## Direction
The records below must be transcribed exactly. Do not include the pictures.

## The data
#####

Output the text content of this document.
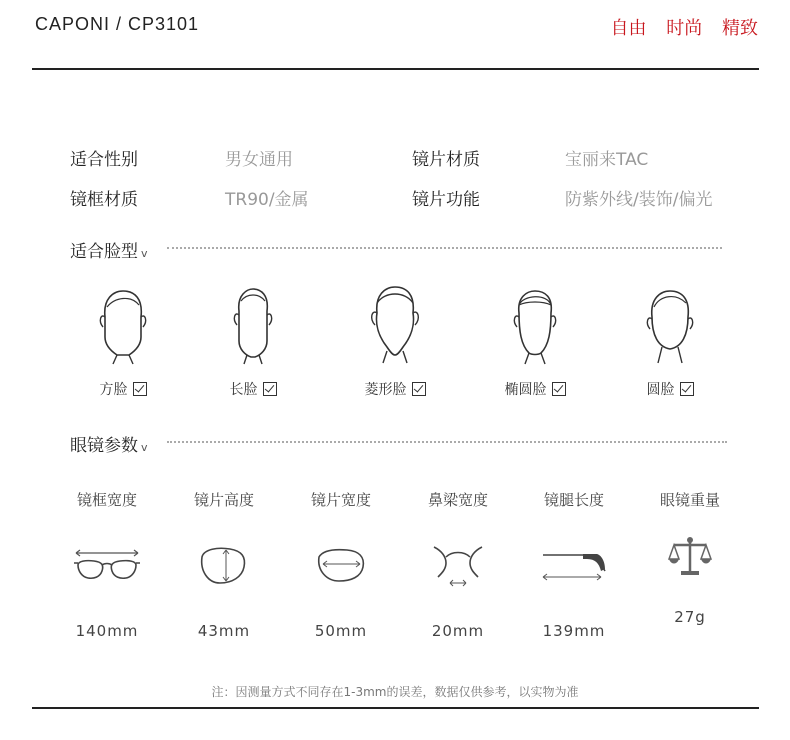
CAPONI / CP3101	自由 时尚 精致
适合性别	男女通用	镜片材质	宝丽来TAC
镜框材质	TR90/金属	镜片功能	防紫外线/装饰/偏光
适合脸型 v
方脸	长脸	菱形脸	椭圆脸	圆脸
眼镜参数 v
镜框宽度
140mm
镜片高度
43mm
镜片宽度
50mm
鼻梁宽度
20mm
镜腿长度
139mm
眼镜重量
27g
注：因测量方式不同存在1-3mm的误差，数据仅供参考，以实物为准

#####

## Exercise result
Output the text content of this document.
CAPONI / CP3101	自由 时尚 精致
适合性别	男女通用	镜片材质	宝丽来TAC
镜框材质	TR90/金属	镜片功能	防紫外线/装饰/偏光
适合脸型 v
方脸	长脸	菱形脸	椭圆脸	圆脸
眼镜参数 v
镜框宽度
140mm
镜片高度
43mm
镜片宽度
50mm
鼻梁宽度
20mm
镜腿长度
139mm
眼镜重量
27g
注：因测量方式不同存在1-3mm的误差，数据仅供参考，以实物为准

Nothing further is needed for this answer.